▶ GIVEN DATA:
** Begin **

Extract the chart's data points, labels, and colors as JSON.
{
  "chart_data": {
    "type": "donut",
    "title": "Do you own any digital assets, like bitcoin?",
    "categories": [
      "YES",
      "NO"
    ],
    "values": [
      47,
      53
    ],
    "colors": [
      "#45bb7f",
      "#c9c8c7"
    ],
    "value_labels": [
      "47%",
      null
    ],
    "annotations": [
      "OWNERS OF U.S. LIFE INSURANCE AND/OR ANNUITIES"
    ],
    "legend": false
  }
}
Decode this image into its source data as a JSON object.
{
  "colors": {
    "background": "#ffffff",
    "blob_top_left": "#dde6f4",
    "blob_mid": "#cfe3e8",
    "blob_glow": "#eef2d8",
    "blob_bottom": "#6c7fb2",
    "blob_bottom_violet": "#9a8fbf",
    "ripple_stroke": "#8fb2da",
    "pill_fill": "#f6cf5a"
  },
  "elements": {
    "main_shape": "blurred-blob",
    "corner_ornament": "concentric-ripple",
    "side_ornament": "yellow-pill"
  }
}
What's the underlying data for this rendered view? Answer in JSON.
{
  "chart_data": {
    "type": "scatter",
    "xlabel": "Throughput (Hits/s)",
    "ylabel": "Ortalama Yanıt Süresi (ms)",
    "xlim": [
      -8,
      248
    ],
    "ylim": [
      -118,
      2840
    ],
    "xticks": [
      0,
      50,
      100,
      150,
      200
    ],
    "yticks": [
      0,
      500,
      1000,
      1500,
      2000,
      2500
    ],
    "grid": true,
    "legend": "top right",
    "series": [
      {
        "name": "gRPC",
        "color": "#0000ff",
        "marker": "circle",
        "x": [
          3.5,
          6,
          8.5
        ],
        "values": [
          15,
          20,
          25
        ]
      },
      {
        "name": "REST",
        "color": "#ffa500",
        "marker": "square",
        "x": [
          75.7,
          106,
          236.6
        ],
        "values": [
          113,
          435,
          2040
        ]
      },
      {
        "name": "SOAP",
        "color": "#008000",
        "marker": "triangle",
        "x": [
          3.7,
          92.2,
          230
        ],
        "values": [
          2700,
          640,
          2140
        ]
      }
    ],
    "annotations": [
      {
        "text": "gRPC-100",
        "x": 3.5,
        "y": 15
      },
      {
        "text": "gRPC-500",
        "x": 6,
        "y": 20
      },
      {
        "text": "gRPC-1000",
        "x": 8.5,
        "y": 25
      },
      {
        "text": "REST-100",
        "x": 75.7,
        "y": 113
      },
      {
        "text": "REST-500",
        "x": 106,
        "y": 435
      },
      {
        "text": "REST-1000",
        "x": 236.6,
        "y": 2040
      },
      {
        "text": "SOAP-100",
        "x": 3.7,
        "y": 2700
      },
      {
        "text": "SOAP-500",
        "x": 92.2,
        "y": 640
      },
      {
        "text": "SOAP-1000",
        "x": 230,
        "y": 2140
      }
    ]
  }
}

** End **

Write out every entry verbatim.

Extract the chart's data points, labels, and colors as JSON.
{
  "chart_data": {
    "type": "donut",
    "title": "Do you own any digital assets, like bitcoin?",
    "categories": [
      "YES",
      "NO"
    ],
    "values": [
      47,
      53
    ],
    "colors": [
      "#45bb7f",
      "#c9c8c7"
    ],
    "value_labels": [
      "47%",
      null
    ],
    "annotations": [
      "OWNERS OF U.S. LIFE INSURANCE AND/OR ANNUITIES"
    ],
    "legend": false
  }
}
Decode this image into its source data as a JSON object.
{
  "colors": {
    "background": "#ffffff",
    "blob_top_left": "#dde6f4",
    "blob_mid": "#cfe3e8",
    "blob_glow": "#eef2d8",
    "blob_bottom": "#6c7fb2",
    "blob_bottom_violet": "#9a8fbf",
    "ripple_stroke": "#8fb2da",
    "pill_fill": "#f6cf5a"
  },
  "elements": {
    "main_shape": "blurred-blob",
    "corner_ornament": "concentric-ripple",
    "side_ornament": "yellow-pill"
  }
}
What's the underlying data for this rendered view? Answer in JSON.
{
  "chart_data": {
    "type": "scatter",
    "xlabel": "Throughput (Hits/s)",
    "ylabel": "Ortalama Yanıt Süresi (ms)",
    "xlim": [
      -8,
      248
    ],
    "ylim": [
      -118,
      2840
    ],
    "xticks": [
      0,
      50,
      100,
      150,
      200
    ],
    "yticks": [
      0,
      500,
      1000,
      1500,
      2000,
      2500
    ],
    "grid": true,
    "legend": "top right",
    "series": [
      {
        "name": "gRPC",
        "color": "#0000ff",
        "marker": "circle",
        "x": [
          3.5,
          6,
          8.5
        ],
        "values": [
          15,
          20,
          25
        ]
      },
      {
        "name": "REST",
        "color": "#ffa500",
        "marker": "square",
        "x": [
          75.7,
          106,
          236.6
        ],
        "values": [
          113,
          435,
          2040
        ]
      },
      {
        "name": "SOAP",
        "color": "#008000",
        "marker": "triangle",
        "x": [
          3.7,
          92.2,
          230
        ],
        "values": [
          2700,
          640,
          2140
        ]
      }
    ],
    "annotations": [
      {
        "text": "gRPC-100",
        "x": 3.5,
        "y": 15
      },
      {
        "text": "gRPC-500",
        "x": 6,
        "y": 20
      },
      {
        "text": "gRPC-1000",
        "x": 8.5,
        "y": 25
      },
      {
        "text": "REST-100",
        "x": 75.7,
        "y": 113
      },
      {
        "text": "REST-500",
        "x": 106,
        "y": 435
      },
      {
        "text": "REST-1000",
        "x": 236.6,
        "y": 2040
      },
      {
        "text": "SOAP-100",
        "x": 3.7,
        "y": 2700
      },
      {
        "text": "SOAP-500",
        "x": 92.2,
        "y": 640
      },
      {
        "text": "SOAP-1000",
        "x": 230,
        "y": 2140
      }
    ]
  }
}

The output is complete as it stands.